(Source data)
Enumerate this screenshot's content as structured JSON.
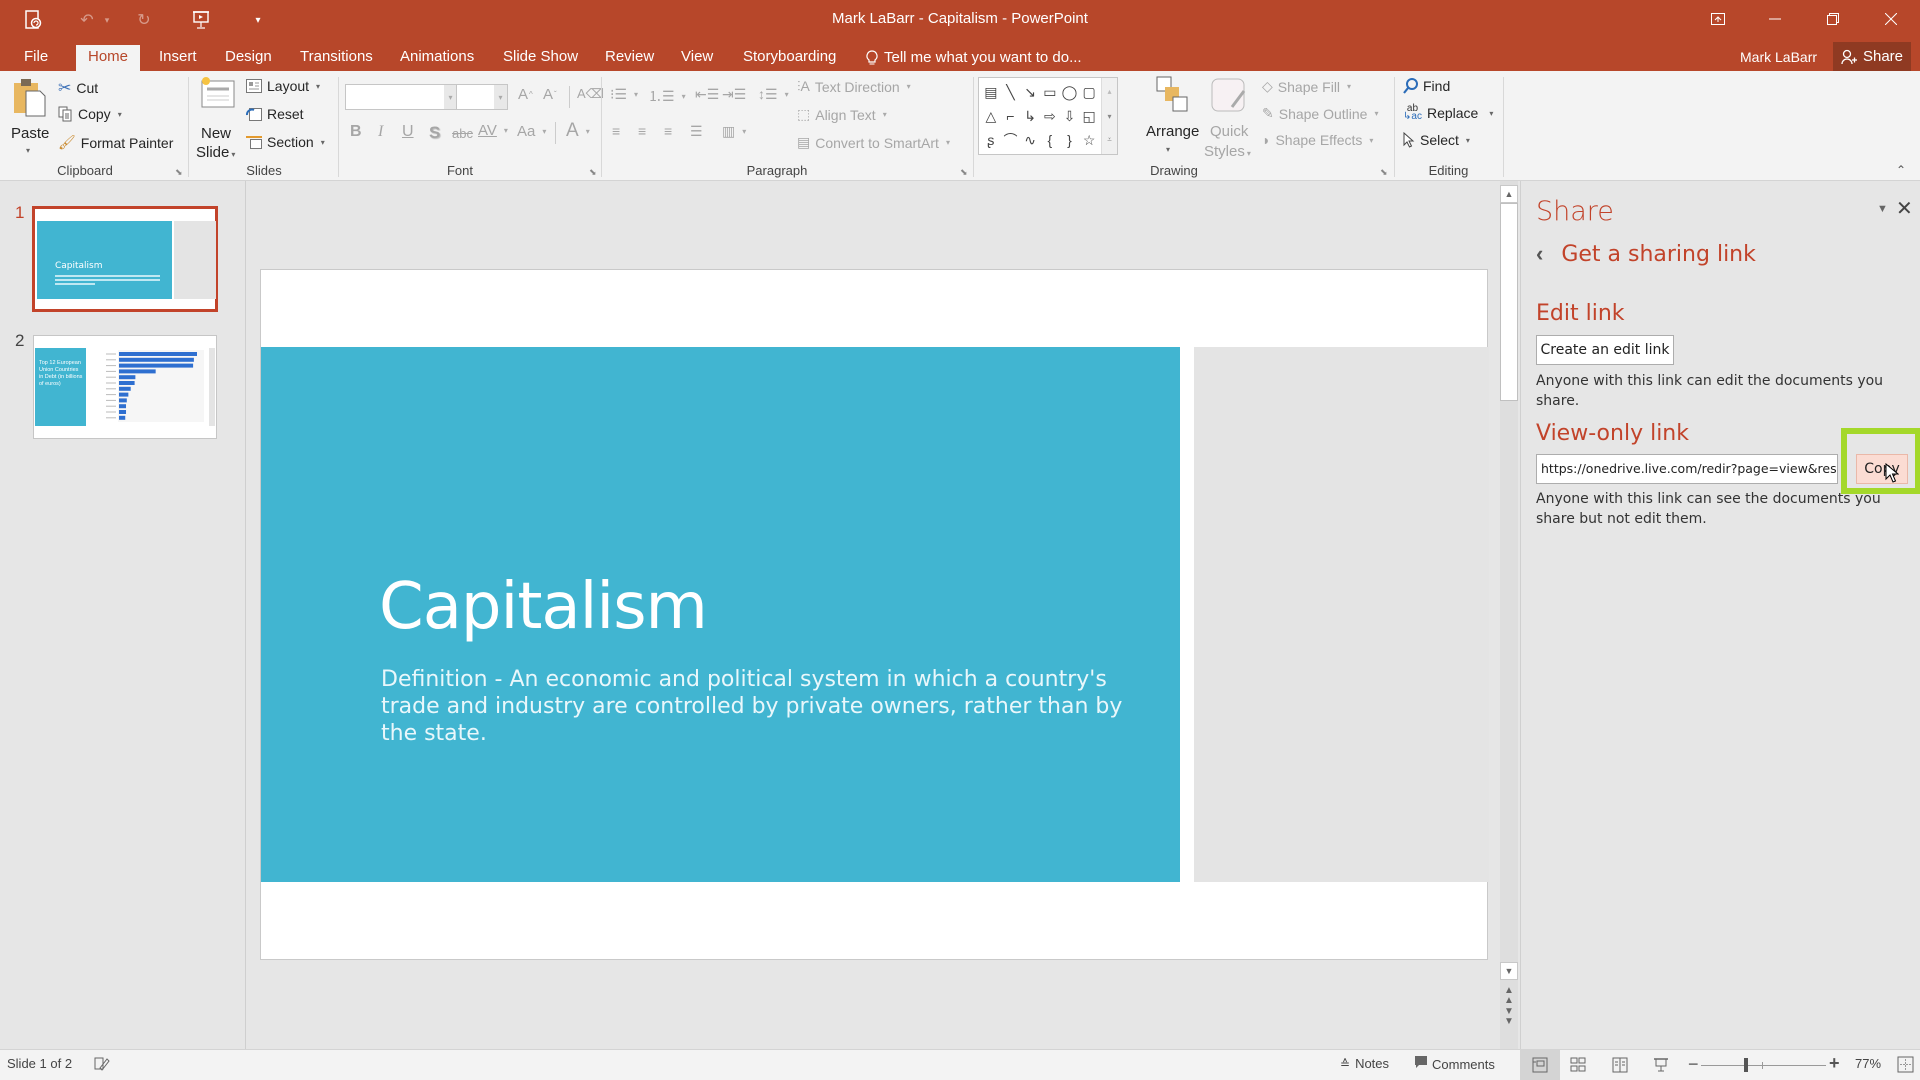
{
  "window": {
    "title": "Mark LaBarr - Capitalism - PowerPoint",
    "controls": {
      "ribbon_display": "▣",
      "minimize": "—",
      "restore": "❐",
      "close": "✕"
    }
  },
  "qat": {
    "autosave_icon": "autosave-icon",
    "undo_icon": "undo-icon",
    "redo_icon": "redo-icon",
    "start_slideshow_icon": "slideshow-icon",
    "customize_icon": "customize-qat-icon"
  },
  "tabs": [
    {
      "label": "File"
    },
    {
      "label": "Home",
      "active": true
    },
    {
      "label": "Insert"
    },
    {
      "label": "Design"
    },
    {
      "label": "Transitions"
    },
    {
      "label": "Animations"
    },
    {
      "label": "Slide Show"
    },
    {
      "label": "Review"
    },
    {
      "label": "View"
    },
    {
      "label": "Storyboarding"
    }
  ],
  "tell_me": "Tell me what you want to do...",
  "user": {
    "name": "Mark LaBarr",
    "share_label": "Share"
  },
  "ribbon": {
    "clipboard": {
      "label": "Clipboard",
      "paste": "Paste",
      "cut": "Cut",
      "copy": "Copy",
      "format_painter": "Format Painter"
    },
    "slides": {
      "label": "Slides",
      "new_slide_1": "New",
      "new_slide_2": "Slide",
      "layout": "Layout",
      "reset": "Reset",
      "section": "Section"
    },
    "font": {
      "label": "Font",
      "font_name": "",
      "font_size": "",
      "bold": "B",
      "italic": "I",
      "underline": "U",
      "shadow": "S",
      "strikethrough": "abc",
      "spacing": "AV",
      "change_case": "Aa",
      "font_color": "A",
      "grow": "A",
      "shrink": "A"
    },
    "paragraph": {
      "label": "Paragraph",
      "text_direction": "Text Direction",
      "align_text": "Align Text",
      "convert_smartart": "Convert to SmartArt"
    },
    "drawing": {
      "label": "Drawing",
      "arrange": "Arrange",
      "quick_styles_1": "Quick",
      "quick_styles_2": "Styles",
      "shape_fill": "Shape Fill",
      "shape_outline": "Shape Outline",
      "shape_effects": "Shape Effects",
      "shapes": [
        "▤",
        "╲",
        "↘",
        "▭",
        "◯",
        "▢",
        "△",
        "⌐",
        "↳",
        "⇨",
        "⇩",
        "◱",
        "ʂ",
        "⌒",
        "∿",
        "{",
        "}",
        "☆"
      ]
    },
    "editing": {
      "label": "Editing",
      "find": "Find",
      "replace": "Replace",
      "select": "Select"
    }
  },
  "thumbnails": [
    {
      "number": "1",
      "title": "Capitalism",
      "active": true
    },
    {
      "number": "2",
      "title": "Top 12 European Union Countries in Debt (in billions of euros)",
      "active": false
    }
  ],
  "slide": {
    "title": "Capitalism",
    "subtitle": "Definition - An economic and political system in which a country's trade and industry are controlled by private owners, rather than by the state.",
    "band_color": "#41b5d1"
  },
  "share_pane": {
    "title": "Share",
    "back_label": "Get a sharing link",
    "edit_heading": "Edit link",
    "edit_button": "Create an edit link",
    "edit_desc": "Anyone with this link can edit the documents you share.",
    "view_heading": "View-only link",
    "view_url": "https://onedrive.live.com/redir?page=view&resid=...",
    "copy_button": "Copy",
    "view_desc": "Anyone with this link can see the documents you share but not edit them.",
    "accent_color": "#c2432a",
    "highlight_color": "#a4d82a"
  },
  "status": {
    "slide_counter": "Slide 1 of 2",
    "notes": "Notes",
    "comments": "Comments",
    "zoom": "77%",
    "zoom_value_percent": 77
  }
}
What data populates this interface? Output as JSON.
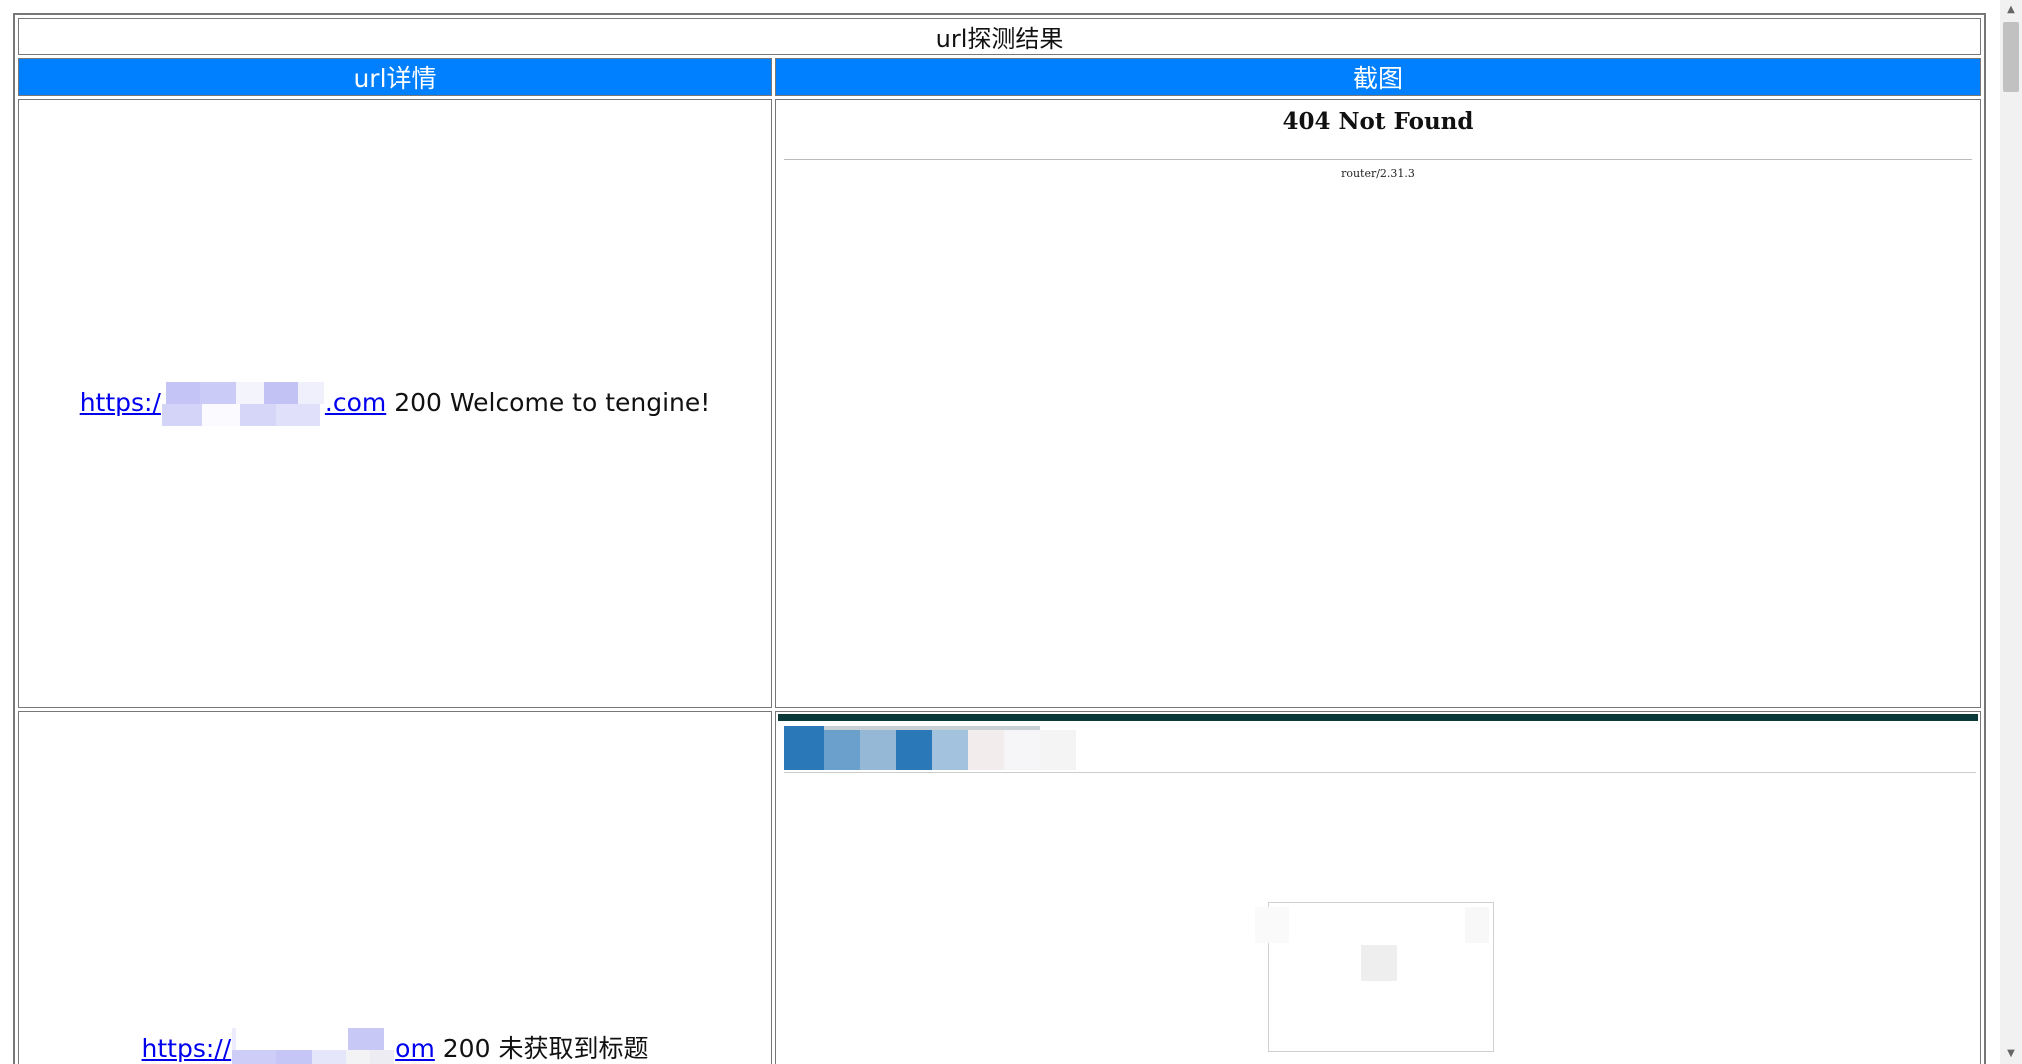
{
  "table": {
    "title": "url探测结果",
    "headers": {
      "detail": "url详情",
      "screenshot": "截图"
    },
    "rows": [
      {
        "link_prefix": "https:/",
        "link_suffix": ".com",
        "status": "200",
        "page_title": "Welcome to tengine!",
        "screenshot": {
          "heading": "404 Not Found",
          "server": "router/2.31.3"
        }
      },
      {
        "link_prefix": "https://",
        "link_suffix": "om",
        "status": "200",
        "page_title": "未获取到标题"
      }
    ]
  },
  "colors": {
    "header_bg": "#0080ff",
    "header_text": "#ffffff",
    "link": "#0000ee",
    "border": "#777777"
  },
  "scrollbar": {
    "up_icon": "triangle-up-icon",
    "down_icon": "triangle-down-icon"
  }
}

## Direction
Exactly those lines that run from the line holding "What data populates" to the end of the listing above, both included, are to be reproduced, with pictures left out.

## Finished exercise
What data populates this interface? Output as JSON.
{
  "table": {
    "title": "url探测结果",
    "headers": {
      "detail": "url详情",
      "screenshot": "截图"
    },
    "rows": [
      {
        "link_prefix": "https:/",
        "link_suffix": ".com",
        "status": "200",
        "page_title": "Welcome to tengine!",
        "screenshot": {
          "heading": "404 Not Found",
          "server": "router/2.31.3"
        }
      },
      {
        "link_prefix": "https://",
        "link_suffix": "om",
        "status": "200",
        "page_title": "未获取到标题"
      }
    ]
  },
  "colors": {
    "header_bg": "#0080ff",
    "header_text": "#ffffff",
    "link": "#0000ee",
    "border": "#777777"
  },
  "scrollbar": {
    "up_icon": "triangle-up-icon",
    "down_icon": "triangle-down-icon"
  }
}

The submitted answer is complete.